GIVEN TASK →
Your task is to copy the material exactly.

— begin MATERIAL —

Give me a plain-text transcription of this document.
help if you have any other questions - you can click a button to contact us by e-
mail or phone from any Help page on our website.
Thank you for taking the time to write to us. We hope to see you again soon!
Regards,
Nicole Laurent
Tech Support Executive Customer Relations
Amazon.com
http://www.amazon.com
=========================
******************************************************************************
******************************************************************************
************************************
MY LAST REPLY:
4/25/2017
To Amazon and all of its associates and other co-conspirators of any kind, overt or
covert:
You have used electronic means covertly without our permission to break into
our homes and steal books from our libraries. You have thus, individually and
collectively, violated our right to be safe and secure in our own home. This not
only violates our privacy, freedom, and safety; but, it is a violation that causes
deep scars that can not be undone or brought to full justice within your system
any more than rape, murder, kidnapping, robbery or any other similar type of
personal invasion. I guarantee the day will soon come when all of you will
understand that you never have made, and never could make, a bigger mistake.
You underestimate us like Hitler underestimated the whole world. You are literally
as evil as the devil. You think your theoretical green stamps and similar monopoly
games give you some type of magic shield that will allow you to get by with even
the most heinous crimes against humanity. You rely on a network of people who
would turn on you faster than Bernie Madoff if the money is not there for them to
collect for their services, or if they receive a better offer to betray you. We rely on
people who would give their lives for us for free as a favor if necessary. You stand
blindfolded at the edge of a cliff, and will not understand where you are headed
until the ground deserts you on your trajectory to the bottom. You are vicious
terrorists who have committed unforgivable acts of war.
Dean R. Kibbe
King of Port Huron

— end MATERIAL —

TASK RESULT →
Give me a plain-text transcription of this document.
help if you have any other questions - you can click a button to contact us by e-
mail or phone from any Help page on our website.
Thank you for taking the time to write to us. We hope to see you again soon!
Regards,
Nicole Laurent
Tech Support Executive Customer Relations
Amazon.com
http://www.amazon.com
=========================
******************************************************************************
******************************************************************************
************************************
MY LAST REPLY:
4/25/2017
To Amazon and all of its associates and other co-conspirators of any kind, overt or
covert:
You have used electronic means covertly without our permission to break into
our homes and steal books from our libraries. You have thus, individually and
collectively, violated our right to be safe and secure in our own home. This not
only violates our privacy, freedom, and safety; but, it is a violation that causes
deep scars that can not be undone or brought to full justice within your system
any more than rape, murder, kidnapping, robbery or any other similar type of
personal invasion. I guarantee the day will soon come when all of you will
understand that you never have made, and never could make, a bigger mistake.
You underestimate us like Hitler underestimated the whole world. You are literally
as evil as the devil. You think your theoretical green stamps and similar monopoly
games give you some type of magic shield that will allow you to get by with even
the most heinous crimes against humanity. You rely on a network of people who
would turn on you faster than Bernie Madoff if the money is not there for them to
collect for their services, or if they receive a better offer to betray you. We rely on
people who would give their lives for us for free as a favor if necessary. You stand
blindfolded at the edge of a cliff, and will not understand where you are headed
until the ground deserts you on your trajectory to the bottom. You are vicious
terrorists who have committed unforgivable acts of war.
Dean R. Kibbe
King of Port Huron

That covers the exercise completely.